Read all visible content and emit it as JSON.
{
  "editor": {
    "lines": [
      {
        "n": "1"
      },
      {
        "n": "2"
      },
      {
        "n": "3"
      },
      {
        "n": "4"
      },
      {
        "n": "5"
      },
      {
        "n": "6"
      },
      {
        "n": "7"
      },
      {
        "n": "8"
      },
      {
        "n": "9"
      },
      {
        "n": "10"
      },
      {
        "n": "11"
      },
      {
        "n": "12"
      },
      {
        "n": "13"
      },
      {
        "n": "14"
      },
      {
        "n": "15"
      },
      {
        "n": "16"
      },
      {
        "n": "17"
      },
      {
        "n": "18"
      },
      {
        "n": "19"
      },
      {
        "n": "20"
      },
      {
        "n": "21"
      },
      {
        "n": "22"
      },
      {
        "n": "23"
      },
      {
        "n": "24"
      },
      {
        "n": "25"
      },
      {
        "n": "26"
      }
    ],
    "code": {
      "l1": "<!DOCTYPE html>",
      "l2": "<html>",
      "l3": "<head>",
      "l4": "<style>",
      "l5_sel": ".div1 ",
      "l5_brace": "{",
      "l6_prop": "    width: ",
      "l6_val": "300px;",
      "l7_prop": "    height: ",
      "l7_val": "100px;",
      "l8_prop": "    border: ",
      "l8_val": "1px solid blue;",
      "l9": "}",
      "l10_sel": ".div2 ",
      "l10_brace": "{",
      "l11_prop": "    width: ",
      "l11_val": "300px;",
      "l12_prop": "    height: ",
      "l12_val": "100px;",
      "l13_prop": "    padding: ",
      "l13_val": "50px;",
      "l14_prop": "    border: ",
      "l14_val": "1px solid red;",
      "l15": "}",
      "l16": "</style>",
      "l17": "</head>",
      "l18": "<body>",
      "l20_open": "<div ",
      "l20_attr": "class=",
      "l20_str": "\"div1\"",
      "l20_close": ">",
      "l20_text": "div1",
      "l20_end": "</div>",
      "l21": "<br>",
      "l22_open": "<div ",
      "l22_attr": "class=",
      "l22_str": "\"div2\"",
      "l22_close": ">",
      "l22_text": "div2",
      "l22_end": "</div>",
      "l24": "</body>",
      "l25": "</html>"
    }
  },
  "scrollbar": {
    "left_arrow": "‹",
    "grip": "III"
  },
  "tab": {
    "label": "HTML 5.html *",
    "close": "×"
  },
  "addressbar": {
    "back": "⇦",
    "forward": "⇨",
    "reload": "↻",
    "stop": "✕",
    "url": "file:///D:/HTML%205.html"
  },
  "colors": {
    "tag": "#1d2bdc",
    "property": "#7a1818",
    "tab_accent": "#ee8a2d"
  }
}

· · · ·

STATED PROBLEM:
List the lines of the records where "solid" occurs.

RESULT OF THE TASK:
      "l8_val": "1px solid blue;",
      "l14_val": "1px solid red;",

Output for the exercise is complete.